=== Data for processing ===

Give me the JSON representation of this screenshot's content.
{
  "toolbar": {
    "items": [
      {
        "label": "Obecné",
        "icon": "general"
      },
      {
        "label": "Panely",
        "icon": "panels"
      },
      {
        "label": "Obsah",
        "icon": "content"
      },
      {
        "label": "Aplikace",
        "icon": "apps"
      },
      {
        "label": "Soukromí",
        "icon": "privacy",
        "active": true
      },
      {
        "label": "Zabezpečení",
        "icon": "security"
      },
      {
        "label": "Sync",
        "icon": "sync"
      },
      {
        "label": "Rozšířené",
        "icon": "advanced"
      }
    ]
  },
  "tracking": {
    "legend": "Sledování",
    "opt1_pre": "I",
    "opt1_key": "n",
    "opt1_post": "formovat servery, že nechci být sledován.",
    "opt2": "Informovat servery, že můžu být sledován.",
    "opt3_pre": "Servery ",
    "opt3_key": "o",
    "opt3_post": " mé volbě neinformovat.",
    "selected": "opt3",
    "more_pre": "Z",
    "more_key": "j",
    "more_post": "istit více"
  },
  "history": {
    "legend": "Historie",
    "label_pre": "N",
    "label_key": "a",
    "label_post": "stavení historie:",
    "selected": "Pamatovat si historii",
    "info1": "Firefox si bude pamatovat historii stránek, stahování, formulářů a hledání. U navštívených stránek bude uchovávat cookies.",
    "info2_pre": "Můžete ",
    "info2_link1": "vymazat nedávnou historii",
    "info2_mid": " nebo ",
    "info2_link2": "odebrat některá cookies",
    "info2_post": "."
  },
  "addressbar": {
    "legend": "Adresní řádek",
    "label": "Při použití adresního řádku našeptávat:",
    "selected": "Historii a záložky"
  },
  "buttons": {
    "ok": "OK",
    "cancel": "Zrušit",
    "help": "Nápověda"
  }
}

===

Copy every line of the entries above in which "cookies" occurs.

    "info1": "Firefox si bude pamatovat historii stránek, stahování, formulářů a hledání. U navštívených stránek bude uchovávat cookies.",
    "info2_link2": "odebrat některá cookies",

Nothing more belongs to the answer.